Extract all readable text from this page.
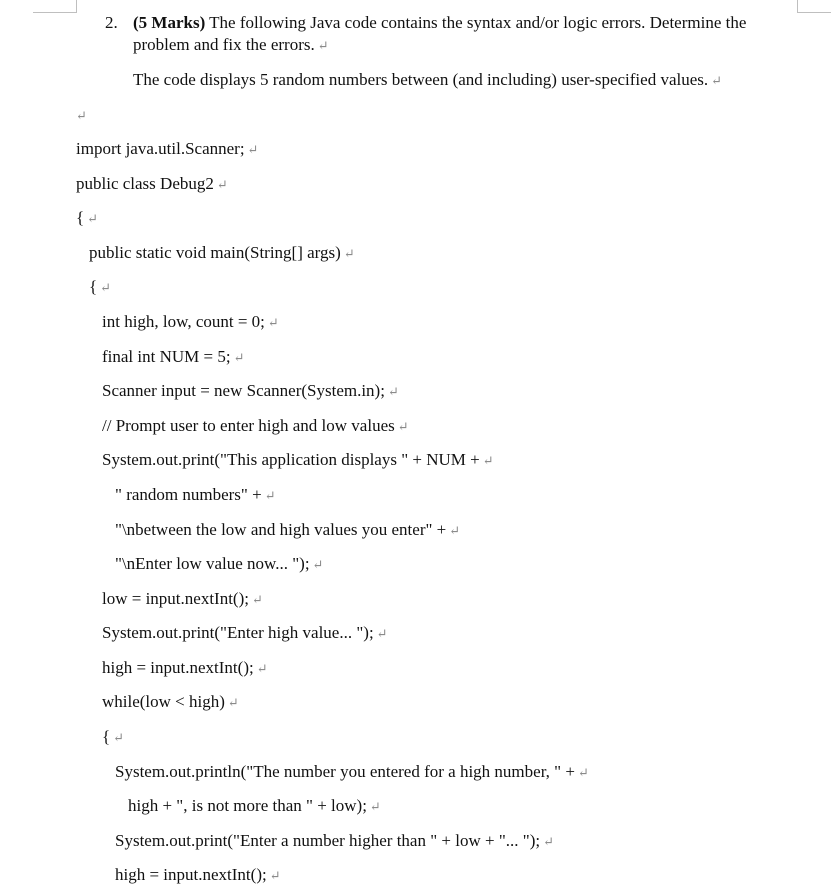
2. (5 Marks) The following Java code contains the syntax and/or logic errors. Determine the problem and fix the errors. ↵
The code displays 5 random numbers between (and including) user-specified values. ↵
↵
import java.util.Scanner; ↵
public class Debug2 ↵
{ ↵
public static void main(String[] args) ↵
{ ↵
int high, low, count = 0; ↵
final int NUM = 5; ↵
Scanner input = new Scanner(System.in); ↵
// Prompt user to enter high and low values ↵
System.out.print("This application displays " + NUM + ↵
" random numbers" + ↵
"\nbetween the low and high values you enter" + ↵
"\nEnter low value now... "); ↵
low = input.nextInt(); ↵
System.out.print("Enter high value... "); ↵
high = input.nextInt(); ↵
while(low < high) ↵
{ ↵
System.out.println("The number you entered for a high number, " + ↵
high + ", is not more than " + low); ↵
System.out.print("Enter a number higher than " + low + "... "); ↵
high = input.nextInt(); ↵
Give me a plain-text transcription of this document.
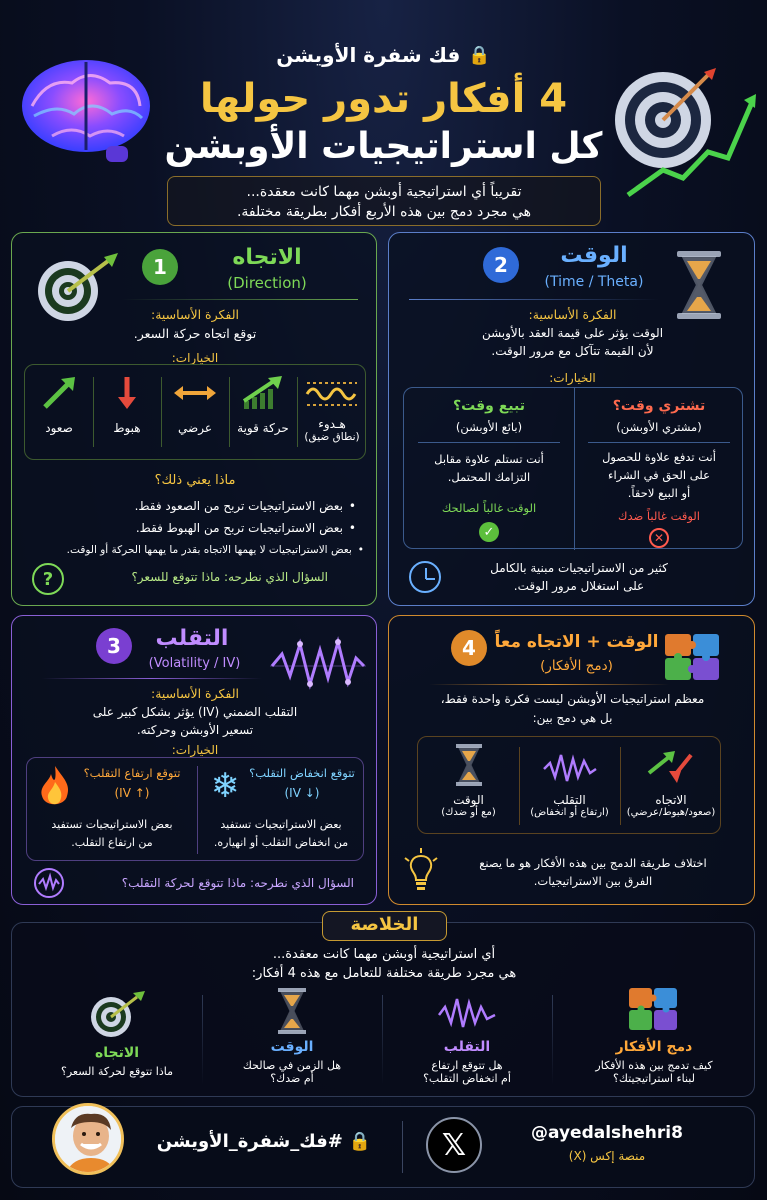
🔒
فك شفرة الأويشن
4 أفكار تدور حولها
كل استراتيجيات الأوبشن
تقريباً أي استراتيجية أوبشن مهما كانت معقدة...
هي مجرد دمج بين هذه الأربع أفكار بطريقة مختلفة.
1	الاتجاه
(Direction)
الفكرة الأساسية:
توقع اتجاه حركة السعر.
الخيارات:
صعود	هبوط	عرضي	حركة قوية	هـدوء
(نطاق ضيق)
ماذا يعني ذلك؟
•
بعض الاستراتيجيات تربح من الصعود فقط.
•
بعض الاستراتيجيات تربح من الهبوط فقط.
•
بعض الاستراتيجيات لا يهمها الاتجاه بقدر ما يهمها الحركة أو الوقت.
?	السؤال الذي نطرحه: ماذا تتوقع للسعر؟
2	الوقت
(Time / Theta)
الفكرة الأساسية:
الوقت يؤثر على قيمة العقد بالأوبشن
لأن القيمة تتآكل مع مرور الوقت.
الخيارات:
تبيع وقت؟
(بائع الأوبشن)
أنت تستلم علاوة مقابل
التزامك المحتمل.
الوقت غالباً لصالحك
✓
تشتري وقت؟
(مشتري الأوبشن)
أنت تدفع علاوة للحصول
على الحق في الشراء
أو البيع لاحقاً.
الوقت غالباً ضدك
✕
كثير من الاستراتيجيات مبنية بالكامل
على استغلال مرور الوقت.
3	التقلب
(Volatility / IV)
الفكرة الأساسية:
التقلب الضمني (IV) يؤثر بشكل كبير على
تسعير الأوبشن وحركته.
الخيارات:
تتوقع ارتفاع التقلب؟
(IV ↑)
بعض الاستراتيجيات تستفيد
من ارتفاع التقلب.
❄ تتوقع انخفاض التقلب؟
(IV ↓)
بعض الاستراتيجيات تستفيد
من انخفاض التقلب أو انهياره.
السؤال الذي نطرحه: ماذا تتوقع لحركة التقلب؟
4	الوقت + الاتجاه معاً
(دمج الأفكار)
معظم استراتيجيات الأوبشن ليست فكرة واحدة فقط،
بل هي دمج بين:
الوقت
(مع أو ضدك)
التقلب
(ارتفاع أو انخفاض)
الاتجاه
(صعود/هبوط/عرضي)
اختلاف طريقة الدمج بين هذه الأفكار هو ما يصنع
الفرق بين الاستراتيجيات.
الخلاصة
أي استراتيجية أوبشن مهما كانت معقدة...
هي مجرد طريقة مختلفة للتعامل مع هذه 4 أفكار:
الاتجاه
ماذا تتوقع لحركة السعر؟
الوقت
هل الزمن في صالحك
أم ضدك؟
التقلب
هل تتوقع ارتفاع
أم انخفاض التقلب؟
دمج الأفكار
كيف تدمج بين هذه الأفكار
لبناء استراتيجيتك؟
🔒
#فك_شفرة_الأويشن	𝕏	@ayedalshehri8
منصة إكس (X)
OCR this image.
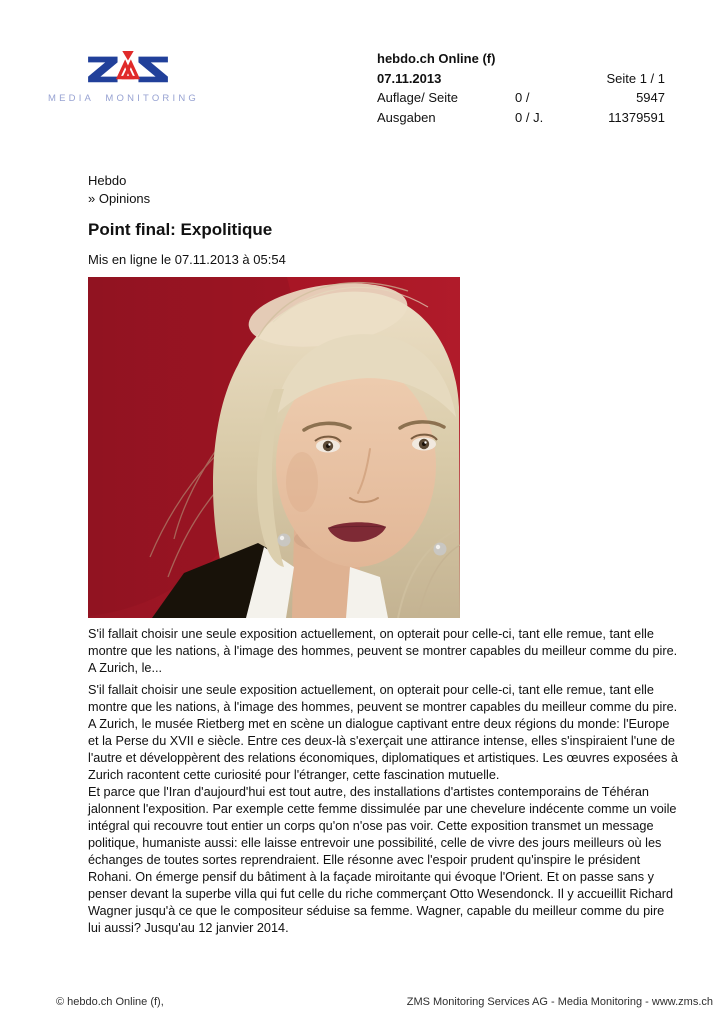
MEDIA MONITORING
hebdo.ch Online (f)
07.11.2013	Seite 1 / 1
Auflage/ Seite	0 /	5947
Ausgaben	0 / J.	11379591
Hebdo
» Opinions
Point final: Expolitique
Mis en ligne le 07.11.2013 à 05:54

S'il fallait choisir une seule exposition actuellement, on opterait pour celle-ci, tant elle remue, tant elle montre que les nations, à l'image des hommes, peuvent se montrer capables du meilleur comme du pire. A Zurich, le...

S'il fallait choisir une seule exposition actuellement, on opterait pour celle-ci, tant elle remue, tant elle montre que les nations, à l'image des hommes, peuvent se montrer capables du meilleur comme du pire. A Zurich, le musée Rietberg met en scène un dialogue captivant entre deux régions du monde: l'Europe et la Perse du XVII e siècle. Entre ces deux-là s'exerçait une attirance intense, elles s'inspiraient l'une de l'autre et développèrent des relations économiques, diplomatiques et artistiques. Les œuvres exposées à Zurich racontent cette curiosité pour l'étranger, cette fascination mutuelle.

Et parce que l'Iran d'aujourd'hui est tout autre, des installations d'artistes contemporains de Téhéran jalonnent l'exposition. Par exemple cette femme dissimulée par une chevelure indécente comme un voile intégral qui recouvre tout entier un corps qu'on n'ose pas voir. Cette exposition transmet un message politique, humaniste aussi: elle laisse entrevoir une possibilité, celle de vivre des jours meilleurs où les échanges de toutes sortes reprendraient. Elle résonne avec l'espoir prudent qu'inspire le président Rohani. On émerge pensif du bâtiment à la façade miroitante qui évoque l'Orient. Et on passe sans y penser devant la superbe villa qui fut celle du riche commerçant Otto Wesendonck. Il y accueillit Richard Wagner jusqu'à ce que le compositeur séduise sa femme. Wagner, capable du meilleur comme du pire lui aussi? Jusqu'au 12 janvier 2014.

© hebdo.ch Online (f),	ZMS Monitoring Services AG - Media Monitoring - www.zms.ch
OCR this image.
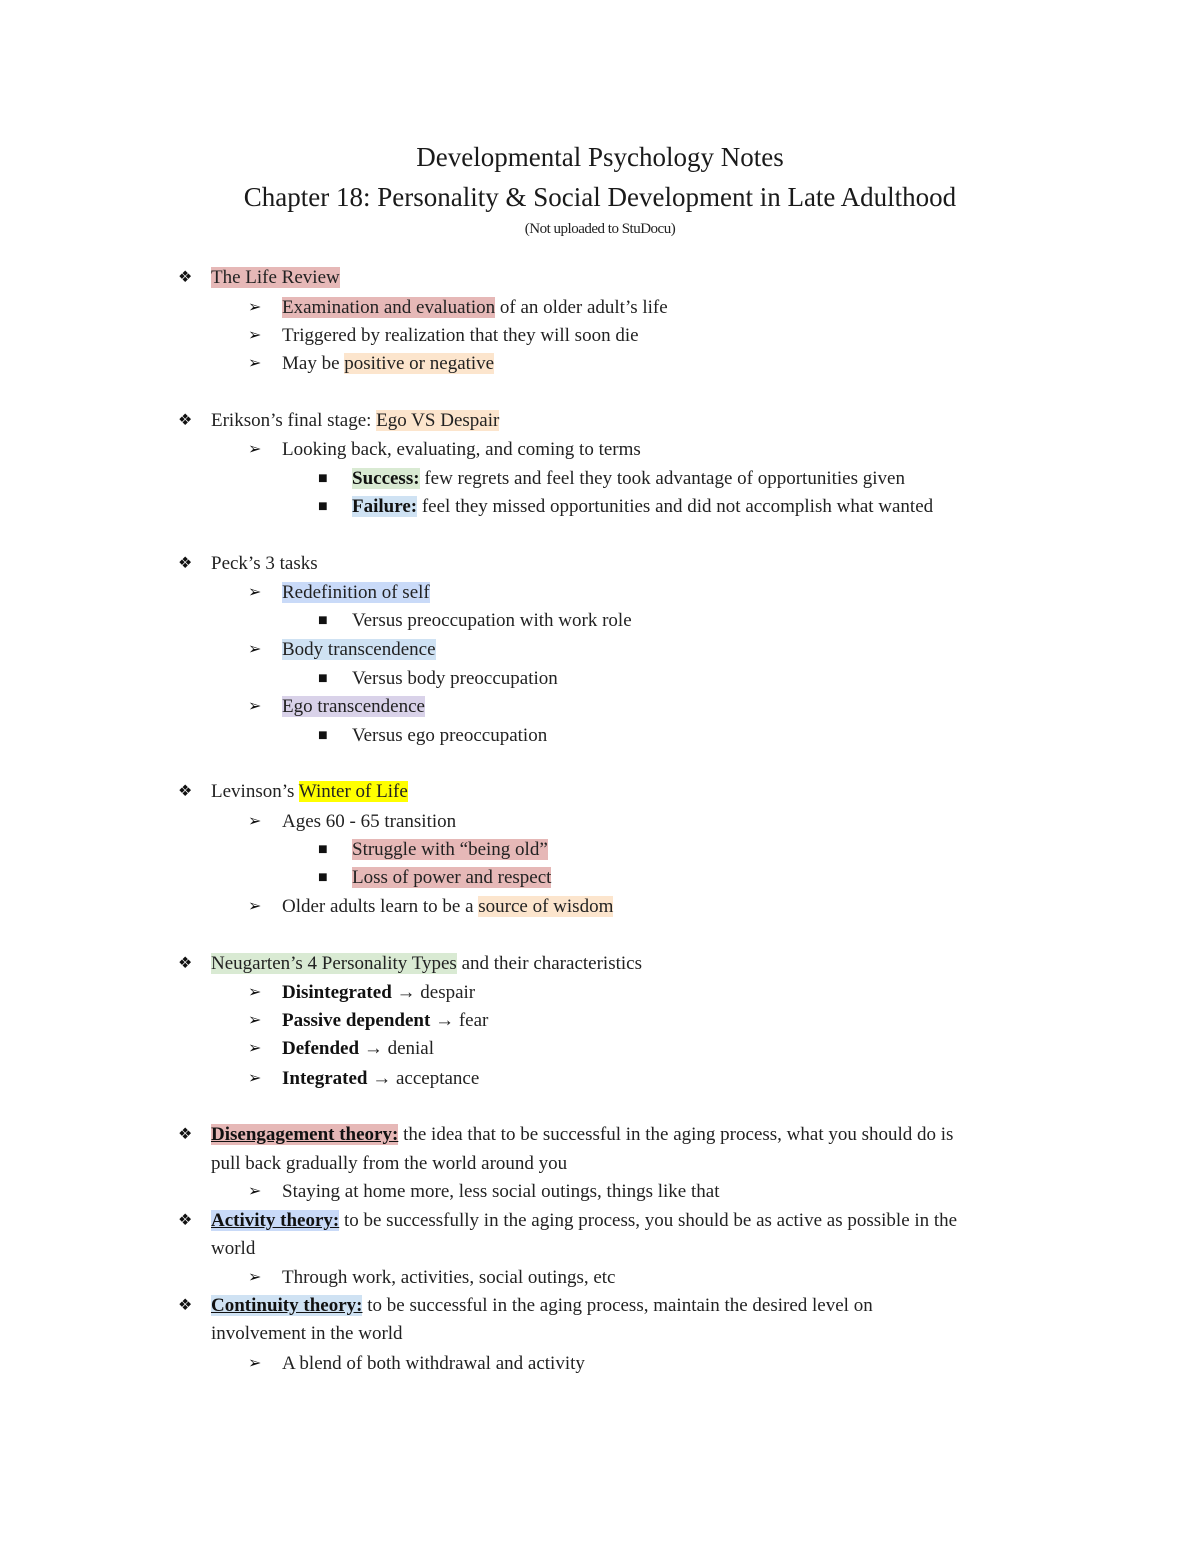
Developmental Psychology Notes
Chapter 18: Personality & Social Development in Late Adulthood
(Not uploaded to StuDocu)
❖ The Life Review
➢ Examination and evaluation of an older adult’s life
➢ Triggered by realization that they will soon die
➢ May be positive or negative
❖ Erikson’s final stage: Ego VS Despair
➢ Looking back, evaluating, and coming to terms
■ Success: few regrets and feel they took advantage of opportunities given
■ Failure: feel they missed opportunities and did not accomplish what wanted
❖ Peck’s 3 tasks
➢ Redefinition of self
■ Versus preoccupation with work role
➢ Body transcendence
■ Versus body preoccupation
➢ Ego transcendence
■ Versus ego preoccupation
❖ Levinson’s Winter of Life
➢ Ages 60 - 65 transition
■ Struggle with “being old”
■ Loss of power and respect
➢ Older adults learn to be a source of wisdom
❖ Neugarten’s 4 Personality Types and their characteristics
➢ Disintegrated → despair
➢ Passive dependent → fear
➢ Defended → denial
➢ Integrated → acceptance
❖ Disengagement theory: the idea that to be successful in the aging process, what you should do is
pull back gradually from the world around you
➢ Staying at home more, less social outings, things like that
❖ Activity theory: to be successfully in the aging process, you should be as active as possible in the
world
➢ Through work, activities, social outings, etc
❖ Continuity theory: to be successful in the aging process, maintain the desired level on
involvement in the world
➢ A blend of both withdrawal and activity
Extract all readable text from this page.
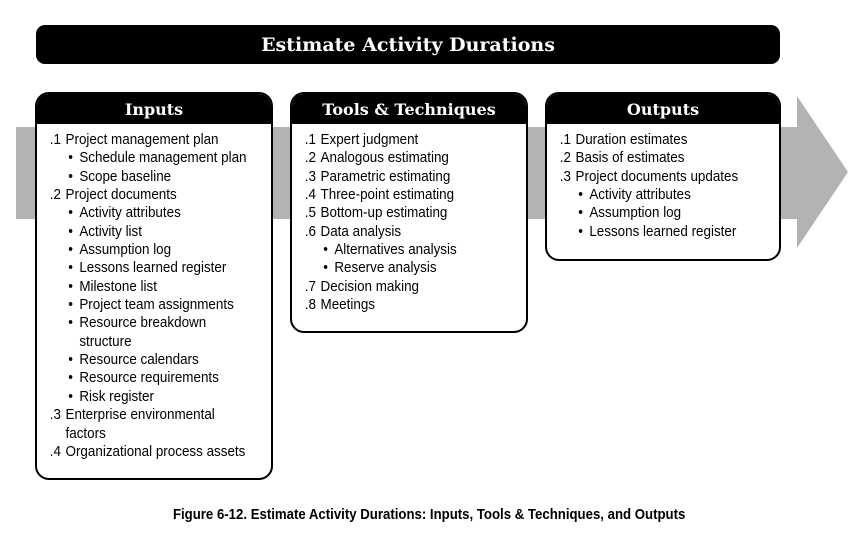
Estimate Activity Durations
Inputs
.1 Project management plan
• Schedule management plan
• Scope baseline
.2 Project documents
• Activity attributes
• Activity list
• Assumption log
• Lessons learned register
• Milestone list
• Project team assignments
• Resource breakdown
structure
• Resource calendars
• Resource requirements
• Risk register
.3 Enterprise environmental
factors
.4 Organizational process assets
Tools & Techniques
.1 Expert judgment
.2 Analogous estimating
.3 Parametric estimating
.4 Three-point estimating
.5 Bottom-up estimating
.6 Data analysis
• Alternatives analysis
• Reserve analysis
.7 Decision making
.8 Meetings
Outputs
.1 Duration estimates
.2 Basis of estimates
.3 Project documents updates
• Activity attributes
• Assumption log
• Lessons learned register
Figure 6-12. Estimate Activity Durations: Inputs, Tools & Techniques, and Outputs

■ **EXERCISE AIM**: Collect each line containing the string "التقلب".

■ **EXERCISE RESULT**:
3	التقلب
التقلب الضمني (IV) يؤثر بشكل كبير على
تتوقع ارتفاع التقلب؟
من ارتفاع التقلب.
❄ تتوقع انخفاض التقلب؟
من انخفاض التقلب أو انهياره.
السؤال الذي نطرحه: ماذا تتوقع لحركة التقلب؟
التقلب
التقلب
أم انخفاض التقلب؟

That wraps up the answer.